- DIRECTIONS
[1] In the pandas thread, which version of pandas does EdChum say he is running?
[2] Write out the part of the pandas thread that opens with the words "ValueError: Plan shapes" and closes with "the case here.".

-- BEGIN ARTICLE --

79

In pandas, I am attempting to concatenate a set of dataframes and I am getting this error:

ValueError: Plan shapes are not aligned

My understanding of .concat() is that it will join where columns are the same, but for those that it can't find it will fill with NA. This doesn't seem to be the case here.

Here's the concat statement:

dfs = [npo_jun_df, npo_jul_df,npo_may_df,npo_apr_df,npo_feb_df]
alpha = pd.concat(dfs)
Eric Leschinski
  • 146,994
  • 96
  • 417
  • 335
Lt.Fr0st
  • 999
  • 1
  • 7
  • 10
  • 4
    You're simply going to have to post some data and minimal example that throws this error. Bonus points for mocking up some output that you'd like to see. – Paul H Oct 07 '14 at 00:33
  • 2
    You have a trailing comma in your list: `dfs = [npo_jun_df, npo_jul_df,npo_may_df,npo_apr_df,npo_feb_df,<------ ]` remove this and try again – EdChum Oct 07 '14 at 07:31
  • 3
    Actually it should not make a difference if you have a trailing comma in your list it should still work, and even if your columns clashed it should still work. You need to post data and code that we can use to reproduce your error, note that I am running pandas version 0.14.1, what version of pandas, numpy and python are you running – EdChum Oct 07 '14 at 08:02
  • 2
    I recently had the same error, it turns out that I had a duplicate column name in the dataframe `df_e` when joining using an append statement `df=df_t.append(df_e)`. Before the statement worked fine, then I accidentally added a duplicated column and it gave them the same error statement as above. – jason Mar 06 '15 at 12:18
  • 1
    If others are getting this error (most likely due to duplicated column names) try: `df.columns.duplicated()` for each of the data frames. `pd.concat` can't handle duplicated column names. – Ram Narasimhan Feb 25 '20 at 15:50

7 Answers7

157

In case it helps, I have also hit this error when I tried to concatenate two data frames (and as of the time of writing this is the only related hit I can find on google other than the source code).

-- END ARTICLE --
-- BEGIN DATASET EXTRACT --

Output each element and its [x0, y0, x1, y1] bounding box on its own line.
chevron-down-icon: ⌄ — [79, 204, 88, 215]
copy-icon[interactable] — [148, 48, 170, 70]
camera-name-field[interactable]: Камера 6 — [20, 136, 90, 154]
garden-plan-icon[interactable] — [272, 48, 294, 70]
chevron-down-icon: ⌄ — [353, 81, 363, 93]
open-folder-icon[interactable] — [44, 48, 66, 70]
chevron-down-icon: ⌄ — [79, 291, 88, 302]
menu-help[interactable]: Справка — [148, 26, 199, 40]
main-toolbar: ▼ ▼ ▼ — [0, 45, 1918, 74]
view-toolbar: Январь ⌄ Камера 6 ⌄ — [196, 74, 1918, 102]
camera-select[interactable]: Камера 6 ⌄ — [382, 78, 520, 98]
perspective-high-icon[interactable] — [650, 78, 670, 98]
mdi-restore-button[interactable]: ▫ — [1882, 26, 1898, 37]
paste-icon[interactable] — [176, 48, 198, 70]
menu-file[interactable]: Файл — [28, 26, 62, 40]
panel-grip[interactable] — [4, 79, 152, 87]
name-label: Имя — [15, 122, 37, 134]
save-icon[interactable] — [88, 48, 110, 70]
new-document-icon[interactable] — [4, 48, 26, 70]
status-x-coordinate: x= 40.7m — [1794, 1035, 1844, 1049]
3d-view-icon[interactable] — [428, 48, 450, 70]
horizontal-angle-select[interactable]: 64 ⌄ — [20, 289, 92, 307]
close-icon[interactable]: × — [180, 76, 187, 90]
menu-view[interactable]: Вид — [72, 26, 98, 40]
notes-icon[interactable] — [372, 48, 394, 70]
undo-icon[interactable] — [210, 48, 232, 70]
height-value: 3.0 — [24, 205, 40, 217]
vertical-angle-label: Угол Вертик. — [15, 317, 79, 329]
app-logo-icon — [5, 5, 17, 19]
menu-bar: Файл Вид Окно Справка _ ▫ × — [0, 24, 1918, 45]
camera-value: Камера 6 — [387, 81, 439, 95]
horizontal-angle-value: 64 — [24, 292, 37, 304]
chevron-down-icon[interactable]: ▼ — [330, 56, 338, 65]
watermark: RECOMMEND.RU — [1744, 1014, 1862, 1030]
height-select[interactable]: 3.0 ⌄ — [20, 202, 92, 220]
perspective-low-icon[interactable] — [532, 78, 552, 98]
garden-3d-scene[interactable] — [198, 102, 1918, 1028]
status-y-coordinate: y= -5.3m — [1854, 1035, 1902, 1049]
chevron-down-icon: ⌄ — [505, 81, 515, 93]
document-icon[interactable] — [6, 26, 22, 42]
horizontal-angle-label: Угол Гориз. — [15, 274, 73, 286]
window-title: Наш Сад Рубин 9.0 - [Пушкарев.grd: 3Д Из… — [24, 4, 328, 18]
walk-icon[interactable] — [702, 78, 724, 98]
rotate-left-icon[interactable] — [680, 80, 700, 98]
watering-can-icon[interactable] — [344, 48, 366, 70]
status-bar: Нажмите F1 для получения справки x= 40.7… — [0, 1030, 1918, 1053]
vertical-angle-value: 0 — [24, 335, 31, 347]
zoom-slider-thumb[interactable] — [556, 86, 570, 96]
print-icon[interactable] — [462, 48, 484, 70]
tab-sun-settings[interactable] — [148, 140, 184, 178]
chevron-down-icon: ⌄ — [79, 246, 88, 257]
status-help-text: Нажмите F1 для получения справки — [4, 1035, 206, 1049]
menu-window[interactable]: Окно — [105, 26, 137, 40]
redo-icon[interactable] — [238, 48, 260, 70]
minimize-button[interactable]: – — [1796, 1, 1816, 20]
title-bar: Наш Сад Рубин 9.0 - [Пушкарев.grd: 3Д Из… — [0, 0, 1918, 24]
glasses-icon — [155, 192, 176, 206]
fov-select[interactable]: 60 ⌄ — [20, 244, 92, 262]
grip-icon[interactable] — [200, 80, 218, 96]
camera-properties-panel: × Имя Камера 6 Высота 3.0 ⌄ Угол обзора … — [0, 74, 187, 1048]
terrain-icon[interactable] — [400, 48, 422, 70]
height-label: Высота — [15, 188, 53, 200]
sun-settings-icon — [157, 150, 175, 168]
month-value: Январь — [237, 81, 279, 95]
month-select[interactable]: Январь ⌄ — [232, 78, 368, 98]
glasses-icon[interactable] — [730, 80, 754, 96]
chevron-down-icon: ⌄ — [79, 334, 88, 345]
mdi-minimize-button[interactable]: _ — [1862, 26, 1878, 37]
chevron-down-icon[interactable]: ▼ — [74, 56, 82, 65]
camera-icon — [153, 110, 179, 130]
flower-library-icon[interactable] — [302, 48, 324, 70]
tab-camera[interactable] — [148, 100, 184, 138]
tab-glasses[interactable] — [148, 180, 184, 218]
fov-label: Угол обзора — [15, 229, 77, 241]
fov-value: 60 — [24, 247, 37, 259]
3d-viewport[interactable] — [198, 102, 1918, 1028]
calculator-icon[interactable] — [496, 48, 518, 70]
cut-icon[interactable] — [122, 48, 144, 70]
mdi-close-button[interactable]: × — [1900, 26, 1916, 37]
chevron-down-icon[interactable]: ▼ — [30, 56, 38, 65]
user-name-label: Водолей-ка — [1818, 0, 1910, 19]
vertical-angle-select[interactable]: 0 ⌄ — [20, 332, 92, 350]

-- END DATASET EXTRACT --

- OUTPUTS FOR THE TASKS
[1] 0.14.1

[2]
ValueError: Plan shapes are not aligned

My understanding of .concat() is that it will join where columns are the same, but for those that it can't find it will fill with NA. This doesn't seem to be the case here.